-- WHAT YOU HAVE TO DO --
Whenever "intake" occurs in a line of the material, list that line.

-- THE INPUT --

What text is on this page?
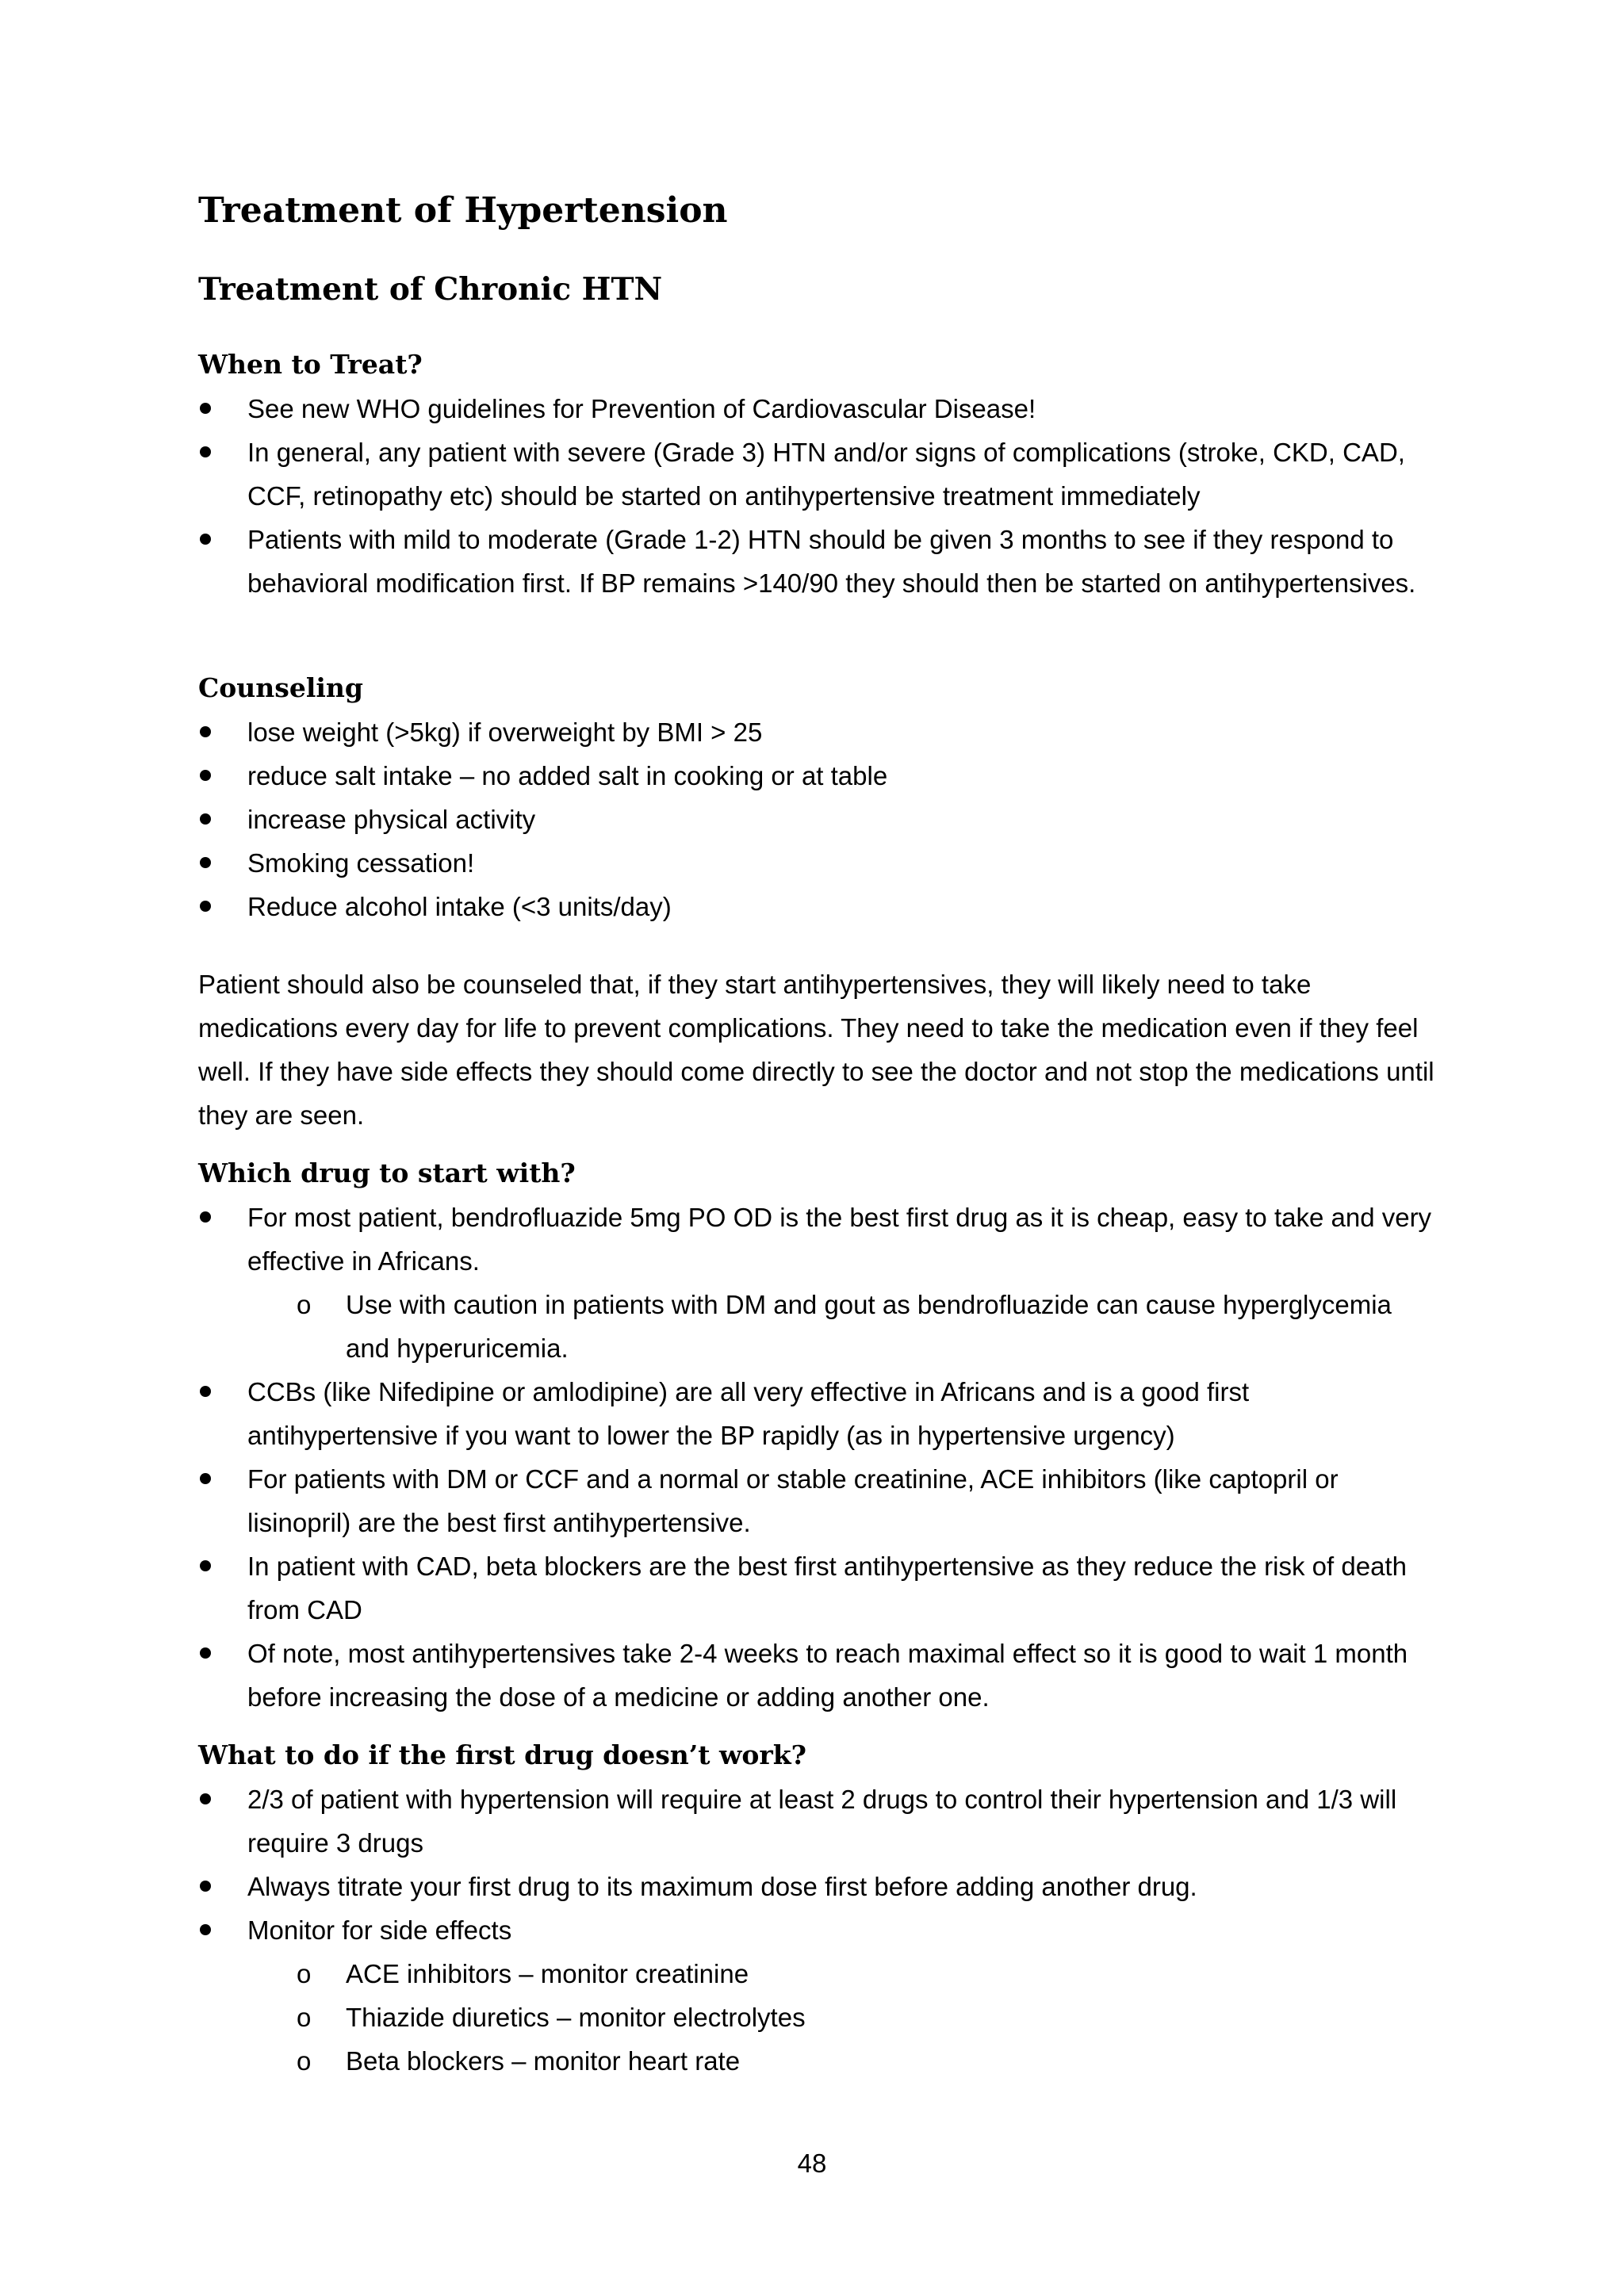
Treatment of Hypertension
Treatment of Chronic HTN
When to Treat?
See new WHO guidelines for Prevention of Cardiovascular Disease!
In general, any patient with severe (Grade 3) HTN and/or signs of complications (stroke, CKD, CAD, CCF, retinopathy etc) should be started on antihypertensive treatment immediately
Patients with mild to moderate (Grade 1-2) HTN should be given 3 months to see if they respond to behavioral modification first. If BP remains >140/90 they should then be started on antihypertensives.
Counseling
lose weight (>5kg) if overweight by BMI > 25
reduce salt intake – no added salt in cooking or at table
increase physical activity
Smoking cessation!
Reduce alcohol intake (<3 units/day)

Patient should also be counseled that, if they start antihypertensives, they will likely need to take medications every day for life to prevent complications. They need to take the medication even if they feel well. If they have side effects they should come directly to see the doctor and not stop the medications until they are seen.

Which drug to start with?
For most patient, bendrofluazide 5mg PO OD is the best first drug as it is cheap, easy to take and very effective in Africans.
o Use with caution in patients with DM and gout as bendrofluazide can cause hyperglycemia and hyperuricemia.
CCBs (like Nifedipine or amlodipine) are all very effective in Africans and is a good first antihypertensive if you want to lower the BP rapidly (as in hypertensive urgency)
For patients with DM or CCF and a normal or stable creatinine, ACE inhibitors (like captopril or lisinopril) are the best first antihypertensive.
In patient with CAD, beta blockers are the best first antihypertensive as they reduce the risk of death from CAD
Of note, most antihypertensives take 2-4 weeks to reach maximal effect so it is good to wait 1 month before increasing the dose of a medicine or adding another one.
What to do if the first drug doesn’t work?
2/3 of patient with hypertension will require at least 2 drugs to control their hypertension and 1/3 will require 3 drugs
Always titrate your first drug to its maximum dose first before adding another drug.
Monitor for side effects
o ACE inhibitors – monitor creatinine
o Thiazide diuretics – monitor electrolytes
o Beta blockers – monitor heart rate
48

-- ANSWER --
reduce salt intake – no added salt in cooking or at table
Reduce alcohol intake (<3 units/day)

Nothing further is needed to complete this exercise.